[Extracted data entries]
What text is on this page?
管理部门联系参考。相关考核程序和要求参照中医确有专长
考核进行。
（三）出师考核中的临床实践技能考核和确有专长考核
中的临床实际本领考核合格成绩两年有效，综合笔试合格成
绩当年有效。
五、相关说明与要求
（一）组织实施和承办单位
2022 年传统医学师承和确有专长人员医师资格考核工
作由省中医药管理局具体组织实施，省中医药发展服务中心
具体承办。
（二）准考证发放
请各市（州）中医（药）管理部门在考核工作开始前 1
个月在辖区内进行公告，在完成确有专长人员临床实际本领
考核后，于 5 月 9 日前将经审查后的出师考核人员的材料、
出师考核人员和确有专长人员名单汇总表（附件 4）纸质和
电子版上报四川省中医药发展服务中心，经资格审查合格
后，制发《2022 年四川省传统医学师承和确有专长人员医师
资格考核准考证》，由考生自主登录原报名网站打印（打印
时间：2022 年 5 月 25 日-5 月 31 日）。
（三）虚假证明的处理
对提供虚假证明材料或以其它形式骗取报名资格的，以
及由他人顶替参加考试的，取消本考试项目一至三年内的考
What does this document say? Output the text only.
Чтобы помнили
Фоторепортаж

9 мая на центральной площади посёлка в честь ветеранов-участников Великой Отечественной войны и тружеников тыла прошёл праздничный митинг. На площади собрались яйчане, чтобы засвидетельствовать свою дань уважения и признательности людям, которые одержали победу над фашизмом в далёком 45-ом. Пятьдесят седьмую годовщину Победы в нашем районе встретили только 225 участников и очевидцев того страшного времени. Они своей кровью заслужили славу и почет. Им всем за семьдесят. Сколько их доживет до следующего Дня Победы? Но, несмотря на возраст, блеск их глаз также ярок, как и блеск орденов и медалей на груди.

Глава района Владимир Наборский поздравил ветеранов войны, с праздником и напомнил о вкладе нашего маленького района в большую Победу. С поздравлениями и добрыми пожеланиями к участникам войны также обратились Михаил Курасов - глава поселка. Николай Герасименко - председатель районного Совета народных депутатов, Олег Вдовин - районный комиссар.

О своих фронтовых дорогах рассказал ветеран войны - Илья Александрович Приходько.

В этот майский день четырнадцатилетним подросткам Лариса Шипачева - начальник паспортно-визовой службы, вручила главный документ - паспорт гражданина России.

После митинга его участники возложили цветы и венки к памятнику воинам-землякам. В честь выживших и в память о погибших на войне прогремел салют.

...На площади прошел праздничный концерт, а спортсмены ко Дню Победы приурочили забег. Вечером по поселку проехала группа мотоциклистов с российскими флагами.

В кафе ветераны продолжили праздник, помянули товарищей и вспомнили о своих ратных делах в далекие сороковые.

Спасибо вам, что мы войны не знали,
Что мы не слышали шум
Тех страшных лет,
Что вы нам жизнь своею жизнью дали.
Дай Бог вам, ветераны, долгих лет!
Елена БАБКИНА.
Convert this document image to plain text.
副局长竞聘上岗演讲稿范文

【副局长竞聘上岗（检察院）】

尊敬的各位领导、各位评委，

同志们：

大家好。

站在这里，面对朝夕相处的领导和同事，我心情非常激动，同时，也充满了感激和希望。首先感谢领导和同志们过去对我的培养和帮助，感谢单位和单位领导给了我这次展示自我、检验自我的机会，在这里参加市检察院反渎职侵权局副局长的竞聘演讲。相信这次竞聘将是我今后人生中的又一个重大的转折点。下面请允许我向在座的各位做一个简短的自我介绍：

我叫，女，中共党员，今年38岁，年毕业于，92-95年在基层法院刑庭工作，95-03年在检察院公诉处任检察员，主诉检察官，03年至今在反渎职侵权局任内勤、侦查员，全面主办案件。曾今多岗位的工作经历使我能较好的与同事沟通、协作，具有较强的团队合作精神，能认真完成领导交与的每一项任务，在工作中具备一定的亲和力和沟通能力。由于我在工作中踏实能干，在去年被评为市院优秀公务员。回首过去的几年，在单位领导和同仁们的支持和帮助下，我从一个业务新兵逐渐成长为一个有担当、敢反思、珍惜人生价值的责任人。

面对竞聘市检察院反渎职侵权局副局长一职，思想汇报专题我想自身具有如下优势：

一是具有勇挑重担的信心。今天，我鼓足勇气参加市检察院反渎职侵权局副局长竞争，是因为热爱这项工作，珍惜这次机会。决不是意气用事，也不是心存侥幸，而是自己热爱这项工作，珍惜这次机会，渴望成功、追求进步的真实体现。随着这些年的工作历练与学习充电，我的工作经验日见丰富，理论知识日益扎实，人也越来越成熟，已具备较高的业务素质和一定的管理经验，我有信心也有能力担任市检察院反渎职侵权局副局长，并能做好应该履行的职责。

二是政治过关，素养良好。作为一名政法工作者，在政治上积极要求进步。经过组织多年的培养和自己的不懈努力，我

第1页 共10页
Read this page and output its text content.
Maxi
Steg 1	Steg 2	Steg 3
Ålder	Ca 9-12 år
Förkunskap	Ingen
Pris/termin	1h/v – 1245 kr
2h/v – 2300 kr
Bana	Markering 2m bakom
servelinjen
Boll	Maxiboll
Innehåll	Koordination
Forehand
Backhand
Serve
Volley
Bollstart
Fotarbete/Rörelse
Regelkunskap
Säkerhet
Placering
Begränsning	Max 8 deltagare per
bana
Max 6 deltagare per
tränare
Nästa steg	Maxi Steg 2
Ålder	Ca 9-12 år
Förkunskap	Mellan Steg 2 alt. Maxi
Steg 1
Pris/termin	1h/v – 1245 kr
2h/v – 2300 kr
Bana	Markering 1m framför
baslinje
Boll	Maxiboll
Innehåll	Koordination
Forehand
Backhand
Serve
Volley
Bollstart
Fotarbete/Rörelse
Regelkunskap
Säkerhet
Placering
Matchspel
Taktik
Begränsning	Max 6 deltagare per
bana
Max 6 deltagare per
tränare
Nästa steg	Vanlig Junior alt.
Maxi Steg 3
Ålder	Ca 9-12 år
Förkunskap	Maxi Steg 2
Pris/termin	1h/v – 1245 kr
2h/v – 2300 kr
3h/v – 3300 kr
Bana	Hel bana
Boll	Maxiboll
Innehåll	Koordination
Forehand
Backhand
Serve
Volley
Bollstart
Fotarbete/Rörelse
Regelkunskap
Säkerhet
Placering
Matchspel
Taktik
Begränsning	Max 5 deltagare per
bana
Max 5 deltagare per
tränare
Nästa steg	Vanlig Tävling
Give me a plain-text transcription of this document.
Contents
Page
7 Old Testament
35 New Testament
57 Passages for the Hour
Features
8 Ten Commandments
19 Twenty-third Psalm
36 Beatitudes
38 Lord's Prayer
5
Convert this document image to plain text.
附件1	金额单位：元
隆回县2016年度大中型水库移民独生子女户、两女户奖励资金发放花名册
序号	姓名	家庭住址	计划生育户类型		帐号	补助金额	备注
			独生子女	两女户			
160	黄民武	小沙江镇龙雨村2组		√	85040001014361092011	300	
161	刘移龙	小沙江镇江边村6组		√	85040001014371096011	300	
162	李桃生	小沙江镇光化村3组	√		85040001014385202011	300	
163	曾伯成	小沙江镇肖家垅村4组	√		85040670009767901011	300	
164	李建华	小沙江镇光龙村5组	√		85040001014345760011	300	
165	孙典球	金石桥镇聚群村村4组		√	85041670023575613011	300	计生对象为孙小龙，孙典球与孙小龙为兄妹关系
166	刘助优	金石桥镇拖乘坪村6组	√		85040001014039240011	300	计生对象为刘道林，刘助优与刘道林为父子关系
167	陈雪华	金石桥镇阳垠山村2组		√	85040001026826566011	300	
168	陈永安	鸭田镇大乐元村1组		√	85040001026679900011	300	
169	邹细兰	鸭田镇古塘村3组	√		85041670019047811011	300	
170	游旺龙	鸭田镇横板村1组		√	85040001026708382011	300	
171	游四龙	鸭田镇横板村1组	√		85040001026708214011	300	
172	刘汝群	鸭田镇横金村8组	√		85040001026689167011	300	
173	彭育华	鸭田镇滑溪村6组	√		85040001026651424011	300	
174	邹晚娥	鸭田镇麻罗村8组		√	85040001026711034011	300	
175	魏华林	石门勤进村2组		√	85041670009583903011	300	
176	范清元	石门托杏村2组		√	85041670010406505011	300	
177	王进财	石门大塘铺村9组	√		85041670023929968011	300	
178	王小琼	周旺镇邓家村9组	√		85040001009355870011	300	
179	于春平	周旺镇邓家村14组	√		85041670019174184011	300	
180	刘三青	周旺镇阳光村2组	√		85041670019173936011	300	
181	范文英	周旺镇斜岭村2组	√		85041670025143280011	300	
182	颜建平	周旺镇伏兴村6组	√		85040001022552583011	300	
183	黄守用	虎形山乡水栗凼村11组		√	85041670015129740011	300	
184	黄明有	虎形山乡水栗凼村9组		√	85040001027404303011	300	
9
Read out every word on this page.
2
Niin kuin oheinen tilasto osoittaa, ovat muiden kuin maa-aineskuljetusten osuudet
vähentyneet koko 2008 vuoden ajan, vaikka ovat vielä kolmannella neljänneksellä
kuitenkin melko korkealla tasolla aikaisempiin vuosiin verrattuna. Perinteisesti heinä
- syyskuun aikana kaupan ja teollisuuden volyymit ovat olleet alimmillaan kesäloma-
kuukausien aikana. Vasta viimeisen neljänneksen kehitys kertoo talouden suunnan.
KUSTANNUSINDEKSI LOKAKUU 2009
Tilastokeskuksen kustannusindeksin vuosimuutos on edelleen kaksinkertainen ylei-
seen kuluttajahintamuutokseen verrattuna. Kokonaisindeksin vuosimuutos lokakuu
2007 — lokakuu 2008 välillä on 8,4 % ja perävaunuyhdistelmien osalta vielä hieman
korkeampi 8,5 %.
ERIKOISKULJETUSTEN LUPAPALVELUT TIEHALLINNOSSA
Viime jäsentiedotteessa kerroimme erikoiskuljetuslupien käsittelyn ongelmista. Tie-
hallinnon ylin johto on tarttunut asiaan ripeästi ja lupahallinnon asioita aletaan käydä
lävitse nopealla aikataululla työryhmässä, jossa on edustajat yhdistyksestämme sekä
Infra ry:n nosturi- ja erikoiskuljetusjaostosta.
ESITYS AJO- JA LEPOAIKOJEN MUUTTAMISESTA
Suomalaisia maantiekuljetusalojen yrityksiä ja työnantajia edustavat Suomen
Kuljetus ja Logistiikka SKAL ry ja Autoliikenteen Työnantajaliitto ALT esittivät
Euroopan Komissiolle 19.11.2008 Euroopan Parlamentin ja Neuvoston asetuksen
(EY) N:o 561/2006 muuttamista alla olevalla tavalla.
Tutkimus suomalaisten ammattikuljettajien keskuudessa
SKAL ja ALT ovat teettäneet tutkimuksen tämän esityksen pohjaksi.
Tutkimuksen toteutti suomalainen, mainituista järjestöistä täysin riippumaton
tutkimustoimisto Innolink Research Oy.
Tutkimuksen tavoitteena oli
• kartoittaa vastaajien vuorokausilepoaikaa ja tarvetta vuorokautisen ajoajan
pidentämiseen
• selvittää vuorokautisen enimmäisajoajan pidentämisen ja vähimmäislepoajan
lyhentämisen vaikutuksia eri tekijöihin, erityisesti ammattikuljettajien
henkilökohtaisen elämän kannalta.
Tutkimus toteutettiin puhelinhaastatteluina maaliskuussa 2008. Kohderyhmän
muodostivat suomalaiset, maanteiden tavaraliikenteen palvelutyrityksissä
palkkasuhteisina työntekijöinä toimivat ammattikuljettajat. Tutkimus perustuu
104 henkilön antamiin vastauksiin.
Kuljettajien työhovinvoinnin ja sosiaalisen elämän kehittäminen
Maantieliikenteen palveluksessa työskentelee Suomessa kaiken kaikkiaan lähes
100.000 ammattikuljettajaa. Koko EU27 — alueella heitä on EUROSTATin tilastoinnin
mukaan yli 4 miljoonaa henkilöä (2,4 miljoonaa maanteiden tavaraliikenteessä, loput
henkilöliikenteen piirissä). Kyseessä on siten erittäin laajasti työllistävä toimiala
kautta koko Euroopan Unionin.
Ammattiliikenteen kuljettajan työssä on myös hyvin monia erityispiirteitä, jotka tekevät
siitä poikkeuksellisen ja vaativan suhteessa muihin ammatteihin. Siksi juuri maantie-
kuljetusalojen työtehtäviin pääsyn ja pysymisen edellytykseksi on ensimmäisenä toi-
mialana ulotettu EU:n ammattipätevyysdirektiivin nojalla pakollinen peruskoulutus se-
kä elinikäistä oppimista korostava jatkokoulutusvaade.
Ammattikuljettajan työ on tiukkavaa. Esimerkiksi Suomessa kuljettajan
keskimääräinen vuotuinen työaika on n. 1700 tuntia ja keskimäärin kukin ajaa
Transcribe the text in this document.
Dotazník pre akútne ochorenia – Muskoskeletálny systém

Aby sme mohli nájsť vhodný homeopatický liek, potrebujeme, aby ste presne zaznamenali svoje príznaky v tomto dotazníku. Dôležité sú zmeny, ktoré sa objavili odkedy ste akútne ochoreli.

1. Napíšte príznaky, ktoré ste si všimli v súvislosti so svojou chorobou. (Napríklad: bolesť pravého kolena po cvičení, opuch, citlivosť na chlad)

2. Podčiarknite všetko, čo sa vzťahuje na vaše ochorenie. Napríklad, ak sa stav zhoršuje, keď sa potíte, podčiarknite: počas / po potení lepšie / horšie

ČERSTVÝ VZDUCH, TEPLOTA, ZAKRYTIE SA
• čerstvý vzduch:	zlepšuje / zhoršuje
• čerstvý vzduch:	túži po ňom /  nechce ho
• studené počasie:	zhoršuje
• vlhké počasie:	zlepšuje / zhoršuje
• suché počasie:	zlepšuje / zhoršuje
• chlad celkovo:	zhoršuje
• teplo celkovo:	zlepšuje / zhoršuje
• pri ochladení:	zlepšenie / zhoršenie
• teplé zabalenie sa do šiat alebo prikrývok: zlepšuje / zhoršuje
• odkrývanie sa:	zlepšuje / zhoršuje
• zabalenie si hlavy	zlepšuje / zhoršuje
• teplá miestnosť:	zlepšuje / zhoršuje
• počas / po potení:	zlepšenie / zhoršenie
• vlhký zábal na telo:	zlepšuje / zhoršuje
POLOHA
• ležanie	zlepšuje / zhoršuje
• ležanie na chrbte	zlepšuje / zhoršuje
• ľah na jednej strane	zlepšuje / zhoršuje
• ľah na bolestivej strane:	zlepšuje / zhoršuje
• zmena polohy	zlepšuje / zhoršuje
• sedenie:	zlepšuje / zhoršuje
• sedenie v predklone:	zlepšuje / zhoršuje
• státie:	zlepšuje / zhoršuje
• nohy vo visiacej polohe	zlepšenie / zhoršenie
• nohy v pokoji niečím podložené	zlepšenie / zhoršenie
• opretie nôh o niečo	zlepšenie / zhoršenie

_Exercise requirements_
Copy each line that contains the word "ветеранов".

_Exercise result_
9 мая на центральной площади посёлка в честь ветеранов-участников Великой Отечественной войны и тружеников тыла прошёл праздничный митинг. На площади собрались яйчане, чтобы засвидетельствовать свою дань уважения и признательности людям, которые одержали победу над фашизмом в далёком 45-ом. Пятьдесят седьмую годовщину Победы в нашем районе встретили только 225 участников и очевидцев того страшного времени. Они своей кровью заслужили славу и почет. Им всем за семьдесят. Сколько их доживет до следующего Дня Победы? Но, несмотря на возраст, блеск их глаз также ярок, как и блеск орденов и медалей на груди.
Глава района Владимир Наборский поздравил ветеранов войны, с праздником и напомнил о вкладе нашего маленького района в большую Победу. С поздравлениями и добрыми пожеланиями к участникам войны также обратились Михаил Курасов - глава поселка. Николай Герасименко - председатель районного Совета народных депутатов, Олег Вдовин - районный комиссар.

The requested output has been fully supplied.